Given request: Reproduce each of the lines below as a numbered list, omitting any blank lines.

+++

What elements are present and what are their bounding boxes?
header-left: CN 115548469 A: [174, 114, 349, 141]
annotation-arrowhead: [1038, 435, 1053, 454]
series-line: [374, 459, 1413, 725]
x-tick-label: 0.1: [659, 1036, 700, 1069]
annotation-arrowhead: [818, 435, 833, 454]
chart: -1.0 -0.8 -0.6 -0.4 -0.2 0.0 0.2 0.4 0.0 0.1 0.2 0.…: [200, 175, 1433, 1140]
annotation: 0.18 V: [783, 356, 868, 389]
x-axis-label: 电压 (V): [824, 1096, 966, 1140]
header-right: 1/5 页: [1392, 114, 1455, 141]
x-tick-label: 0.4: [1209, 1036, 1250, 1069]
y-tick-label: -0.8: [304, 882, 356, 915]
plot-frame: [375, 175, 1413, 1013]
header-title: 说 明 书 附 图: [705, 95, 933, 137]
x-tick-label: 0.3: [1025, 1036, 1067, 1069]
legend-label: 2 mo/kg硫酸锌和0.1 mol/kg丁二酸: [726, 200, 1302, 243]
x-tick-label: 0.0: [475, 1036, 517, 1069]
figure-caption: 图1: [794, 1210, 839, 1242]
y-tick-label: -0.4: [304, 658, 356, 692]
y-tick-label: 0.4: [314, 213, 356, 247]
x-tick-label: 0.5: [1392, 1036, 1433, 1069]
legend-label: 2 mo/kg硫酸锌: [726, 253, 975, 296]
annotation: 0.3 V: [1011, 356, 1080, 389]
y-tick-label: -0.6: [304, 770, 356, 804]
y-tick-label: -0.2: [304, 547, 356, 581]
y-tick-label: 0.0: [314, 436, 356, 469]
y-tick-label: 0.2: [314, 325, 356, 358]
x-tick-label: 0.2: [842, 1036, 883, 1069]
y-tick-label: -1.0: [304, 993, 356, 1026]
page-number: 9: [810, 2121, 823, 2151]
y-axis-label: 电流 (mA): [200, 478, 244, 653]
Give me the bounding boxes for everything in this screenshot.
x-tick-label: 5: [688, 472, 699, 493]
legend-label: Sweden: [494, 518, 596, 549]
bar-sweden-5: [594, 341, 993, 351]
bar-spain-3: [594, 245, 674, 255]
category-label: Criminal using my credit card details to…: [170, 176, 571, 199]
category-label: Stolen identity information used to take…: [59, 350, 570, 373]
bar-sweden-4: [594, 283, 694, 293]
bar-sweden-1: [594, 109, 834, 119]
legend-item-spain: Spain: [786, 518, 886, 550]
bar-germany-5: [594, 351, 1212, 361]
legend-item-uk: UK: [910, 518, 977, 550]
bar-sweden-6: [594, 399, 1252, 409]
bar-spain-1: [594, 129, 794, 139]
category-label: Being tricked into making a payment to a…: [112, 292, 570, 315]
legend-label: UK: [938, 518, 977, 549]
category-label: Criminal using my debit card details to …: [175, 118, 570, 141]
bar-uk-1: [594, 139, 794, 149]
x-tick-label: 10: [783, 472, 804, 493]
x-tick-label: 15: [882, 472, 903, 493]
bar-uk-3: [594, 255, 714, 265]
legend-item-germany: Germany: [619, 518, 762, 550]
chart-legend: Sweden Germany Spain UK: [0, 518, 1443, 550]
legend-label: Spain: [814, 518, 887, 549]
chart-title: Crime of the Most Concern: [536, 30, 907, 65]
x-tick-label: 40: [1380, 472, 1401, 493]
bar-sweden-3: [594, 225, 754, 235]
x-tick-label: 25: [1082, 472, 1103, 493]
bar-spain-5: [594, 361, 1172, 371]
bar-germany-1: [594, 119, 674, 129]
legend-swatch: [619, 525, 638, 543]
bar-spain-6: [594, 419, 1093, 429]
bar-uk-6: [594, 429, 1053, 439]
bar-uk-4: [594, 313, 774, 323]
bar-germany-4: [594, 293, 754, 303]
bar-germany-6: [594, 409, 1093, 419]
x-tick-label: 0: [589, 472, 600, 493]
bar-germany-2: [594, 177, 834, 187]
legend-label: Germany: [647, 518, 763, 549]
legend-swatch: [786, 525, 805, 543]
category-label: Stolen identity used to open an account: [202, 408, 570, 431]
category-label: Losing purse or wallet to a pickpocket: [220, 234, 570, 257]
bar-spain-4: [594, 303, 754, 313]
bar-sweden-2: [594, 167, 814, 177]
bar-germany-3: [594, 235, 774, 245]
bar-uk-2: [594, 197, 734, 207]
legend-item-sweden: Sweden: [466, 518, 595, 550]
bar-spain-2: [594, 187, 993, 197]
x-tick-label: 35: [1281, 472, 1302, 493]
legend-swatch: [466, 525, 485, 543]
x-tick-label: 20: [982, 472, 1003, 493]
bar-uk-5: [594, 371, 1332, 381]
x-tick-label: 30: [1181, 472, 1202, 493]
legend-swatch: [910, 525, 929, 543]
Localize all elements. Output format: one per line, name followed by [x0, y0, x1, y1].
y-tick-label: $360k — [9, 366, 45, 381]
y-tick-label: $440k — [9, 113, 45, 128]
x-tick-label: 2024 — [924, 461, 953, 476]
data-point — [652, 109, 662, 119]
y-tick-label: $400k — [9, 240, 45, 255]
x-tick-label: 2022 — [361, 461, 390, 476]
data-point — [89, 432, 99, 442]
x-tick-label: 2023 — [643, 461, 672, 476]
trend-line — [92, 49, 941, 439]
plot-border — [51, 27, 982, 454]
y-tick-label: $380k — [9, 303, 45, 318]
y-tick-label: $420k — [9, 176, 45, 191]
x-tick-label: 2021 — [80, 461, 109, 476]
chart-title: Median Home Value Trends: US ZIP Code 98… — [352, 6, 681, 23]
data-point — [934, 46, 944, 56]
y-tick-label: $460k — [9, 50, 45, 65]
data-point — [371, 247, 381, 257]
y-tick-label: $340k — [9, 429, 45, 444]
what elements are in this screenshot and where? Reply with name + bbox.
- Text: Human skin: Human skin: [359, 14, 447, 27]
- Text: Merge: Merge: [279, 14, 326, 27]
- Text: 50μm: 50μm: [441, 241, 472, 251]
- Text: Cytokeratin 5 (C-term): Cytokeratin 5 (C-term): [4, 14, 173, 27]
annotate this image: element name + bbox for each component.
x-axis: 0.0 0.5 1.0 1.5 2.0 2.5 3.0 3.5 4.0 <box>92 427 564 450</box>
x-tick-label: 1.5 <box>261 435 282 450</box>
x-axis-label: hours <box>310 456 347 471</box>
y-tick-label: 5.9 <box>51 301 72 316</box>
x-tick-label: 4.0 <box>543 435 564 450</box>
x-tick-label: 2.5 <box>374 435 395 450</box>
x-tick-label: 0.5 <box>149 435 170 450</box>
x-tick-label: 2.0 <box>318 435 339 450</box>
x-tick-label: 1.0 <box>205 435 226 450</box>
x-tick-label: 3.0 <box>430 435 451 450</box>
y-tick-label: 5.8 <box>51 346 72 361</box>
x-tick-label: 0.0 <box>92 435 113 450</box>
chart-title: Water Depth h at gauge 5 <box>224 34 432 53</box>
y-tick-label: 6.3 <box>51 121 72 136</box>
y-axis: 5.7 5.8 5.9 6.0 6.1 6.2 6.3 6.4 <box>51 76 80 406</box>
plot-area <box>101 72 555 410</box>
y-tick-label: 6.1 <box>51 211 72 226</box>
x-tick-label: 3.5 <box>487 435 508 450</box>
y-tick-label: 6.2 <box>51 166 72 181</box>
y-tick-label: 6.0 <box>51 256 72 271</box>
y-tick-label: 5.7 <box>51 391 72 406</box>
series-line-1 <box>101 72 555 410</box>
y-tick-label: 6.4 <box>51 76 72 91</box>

+++

Exercise result:
1. What elements are present and what are their bounding boxes?
2. header-left: CN 115548469 A: [174, 114, 349, 141]
3. annotation-arrowhead: [1038, 435, 1053, 454]
4. series-line: [374, 459, 1413, 725]
5. x-tick-label: 0.1: [659, 1036, 700, 1069]
6. annotation-arrowhead: [818, 435, 833, 454]
7. chart: -1.0 -0.8 -0.6 -0.4 -0.2 0.0 0.2 0.4 0.0 0.1 0.2 0.…: [200, 175, 1433, 1140]
8. annotation: 0.18 V: [783, 356, 868, 389]
9. x-axis-label: 电压 (V): [824, 1096, 966, 1140]
10. header-right: 1/5 页: [1392, 114, 1455, 141]
11. x-tick-label: 0.4: [1209, 1036, 1250, 1069]
12. y-tick-label: -0.8: [304, 882, 356, 915]
13. plot-frame: [375, 175, 1413, 1013]
14. header-title: 说 明 书 附 图: [705, 95, 933, 137]
15. x-tick-label: 0.3: [1025, 1036, 1067, 1069]
16. legend-label: 2 mo/kg硫酸锌和0.1 mol/kg丁二酸: [726, 200, 1302, 243]
17. x-tick-label: 0.0: [475, 1036, 517, 1069]
18. figure-caption: 图1: [794, 1210, 839, 1242]
19. y-tick-label: -0.4: [304, 658, 356, 692]
20. y-tick-label: 0.4: [314, 213, 356, 247]
21. x-tick-label: 0.5: [1392, 1036, 1433, 1069]
22. legend-label: 2 mo/kg硫酸锌: [726, 253, 975, 296]
23. annotation: 0.3 V: [1011, 356, 1080, 389]
24. y-tick-label: -0.6: [304, 770, 356, 804]
25. y-tick-label: -0.2: [304, 547, 356, 581]
26. y-tick-label: 0.0: [314, 436, 356, 469]
27. y-tick-label: 0.2: [314, 325, 356, 358]
28. x-tick-label: 0.2: [842, 1036, 883, 1069]
29. y-tick-label: -1.0: [304, 993, 356, 1026]
30. page-number: 9: [810, 2121, 823, 2151]
31. y-axis-label: 电流 (mA): [200, 478, 244, 653]
32. Give me the bounding boxes for everything in this screenshot.
33. x-tick-label: 5: [688, 472, 699, 493]
34. legend-label: Sweden: [494, 518, 596, 549]
35. bar-sweden-5: [594, 341, 993, 351]
36. bar-spain-3: [594, 245, 674, 255]
37. category-label: Criminal using my credit card details to…: [170, 176, 571, 199]
38. category-label: Stolen identity information used to take…: [59, 350, 570, 373]
39. bar-sweden-4: [594, 283, 694, 293]
40. bar-sweden-1: [594, 109, 834, 119]
41. legend-item-spain: Spain: [786, 518, 886, 550]
42. bar-germany-5: [594, 351, 1212, 361]
43. legend-item-uk: UK: [910, 518, 977, 550]
44. bar-sweden-6: [594, 399, 1252, 409]
45. bar-spain-1: [594, 129, 794, 139]
46. category-label: Being tricked into making a payment to a…: [112, 292, 570, 315]
47. legend-label: UK: [938, 518, 977, 549]
48. category-label: Criminal using my debit card details to …: [175, 118, 570, 141]
49. bar-uk-1: [594, 139, 794, 149]
50. x-tick-label: 10: [783, 472, 804, 493]
51. x-tick-label: 15: [882, 472, 903, 493]
52. bar-uk-3: [594, 255, 714, 265]
53. legend-item-germany: Germany: [619, 518, 762, 550]
54. chart-legend: Sweden Germany Spain UK: [0, 518, 1443, 550]
55. legend-label: Spain: [814, 518, 887, 549]
56. chart-title: Crime of the Most Concern: [536, 30, 907, 65]
57. x-tick-label: 40: [1380, 472, 1401, 493]
58. bar-sweden-3: [594, 225, 754, 235]
59. x-tick-label: 25: [1082, 472, 1103, 493]
60. bar-spain-5: [594, 361, 1172, 371]
61. bar-germany-1: [594, 119, 674, 129]
62. legend-swatch: [619, 525, 638, 543]
63. bar-spain-6: [594, 419, 1093, 429]
64. bar-uk-6: [594, 429, 1053, 439]
65. bar-uk-4: [594, 313, 774, 323]
66. bar-germany-4: [594, 293, 754, 303]
67. bar-germany-6: [594, 409, 1093, 419]
68. x-tick-label: 0: [589, 472, 600, 493]
69. bar-germany-2: [594, 177, 834, 187]
70. legend-label: Germany: [647, 518, 763, 549]
71. legend-swatch: [786, 525, 805, 543]
72. category-label: Stolen identity used to open an account: [202, 408, 570, 431]
73. category-label: Losing purse or wallet to a pickpocket: [220, 234, 570, 257]
74. bar-spain-4: [594, 303, 754, 313]
75. bar-sweden-2: [594, 167, 814, 177]
76. bar-germany-3: [594, 235, 774, 245]
77. bar-uk-2: [594, 197, 734, 207]
78. legend-item-sweden: Sweden: [466, 518, 595, 550]
79. bar-spain-2: [594, 187, 993, 197]
80. x-tick-label: 35: [1281, 472, 1302, 493]
81. legend-swatch: [466, 525, 485, 543]
82. x-tick-label: 20: [982, 472, 1003, 493]
83. bar-uk-5: [594, 371, 1332, 381]
84. x-tick-label: 30: [1181, 472, 1202, 493]
85. legend-swatch: [910, 525, 929, 543]
86. Localize all elements. Output format: one per line, name followed by [x0, y0, x1, y1].
87. y-tick-label: $360k — [9, 366, 45, 381]
88. y-tick-label: $440k — [9, 113, 45, 128]
89. x-tick-label: 2024 — [924, 461, 953, 476]
90. data-point — [652, 109, 662, 119]
91. y-tick-label: $400k — [9, 240, 45, 255]
92. x-tick-label: 2022 — [361, 461, 390, 476]
93. data-point — [89, 432, 99, 442]
94. x-tick-label: 2023 — [643, 461, 672, 476]
95. trend-line — [92, 49, 941, 439]
96. plot-border — [51, 27, 982, 454]
97. y-tick-label: $380k — [9, 303, 45, 318]
98. y-tick-label: $420k — [9, 176, 45, 191]
99. x-tick-label: 2021 — [80, 461, 109, 476]
100. chart-title: Median Home Value Trends: US ZIP Code 98… — [352, 6, 681, 23]
101. data-point — [934, 46, 944, 56]
102. y-tick-label: $460k — [9, 50, 45, 65]
103. data-point — [371, 247, 381, 257]
104. y-tick-label: $340k — [9, 429, 45, 444]
105. what elements are in this screenshot and where? Reply with name + bbox.
106. - Text: Human skin: Human skin: [359, 14, 447, 27]
107. - Text: Merge: Merge: [279, 14, 326, 27]
108. - Text: 50μm: 50μm: [441, 241, 472, 251]
109. - Text: Cytokeratin 5 (C-term): Cytokeratin 5 (C-term): [4, 14, 173, 27]
110. annotate this image: element name + bbox for each component.
111. x-axis: 0.0 0.5 1.0 1.5 2.0 2.5 3.0 3.5 4.0 <box>92 427 564 450</box>
112. x-tick-label: 1.5 <box>261 435 282 450</box>
113. x-axis-label: hours <box>310 456 347 471</box>
114. y-tick-label: 5.9 <box>51 301 72 316</box>
115. x-tick-label: 4.0 <box>543 435 564 450</box>
116. x-tick-label: 2.5 <box>374 435 395 450</box>
117. x-tick-label: 0.5 <box>149 435 170 450</box>
118. x-tick-label: 2.0 <box>318 435 339 450</box>
119. x-tick-label: 1.0 <box>205 435 226 450</box>
120. x-tick-label: 3.0 <box>430 435 451 450</box>
121. y-tick-label: 5.8 <box>51 346 72 361</box>
122. x-tick-label: 0.0 <box>92 435 113 450</box>
123. chart-title: Water Depth h at gauge 5 <box>224 34 432 53</box>
124. y-tick-label: 6.3 <box>51 121 72 136</box>
125. y-axis: 5.7 5.8 5.9 6.0 6.1 6.2 6.3 6.4 <box>51 76 80 406</box>
126. plot-area <box>101 72 555 410</box>
127. y-tick-label: 6.1 <box>51 211 72 226</box>
128. x-tick-label: 3.5 <box>487 435 508 450</box>
129. y-tick-label: 6.2 <box>51 166 72 181</box>
130. y-tick-label: 6.0 <box>51 256 72 271</box>
131. y-tick-label: 5.7 <box>51 391 72 406</box>
132. series-line-1 <box>101 72 555 410</box>
133. y-tick-label: 6.4 <box>51 76 72 91</box>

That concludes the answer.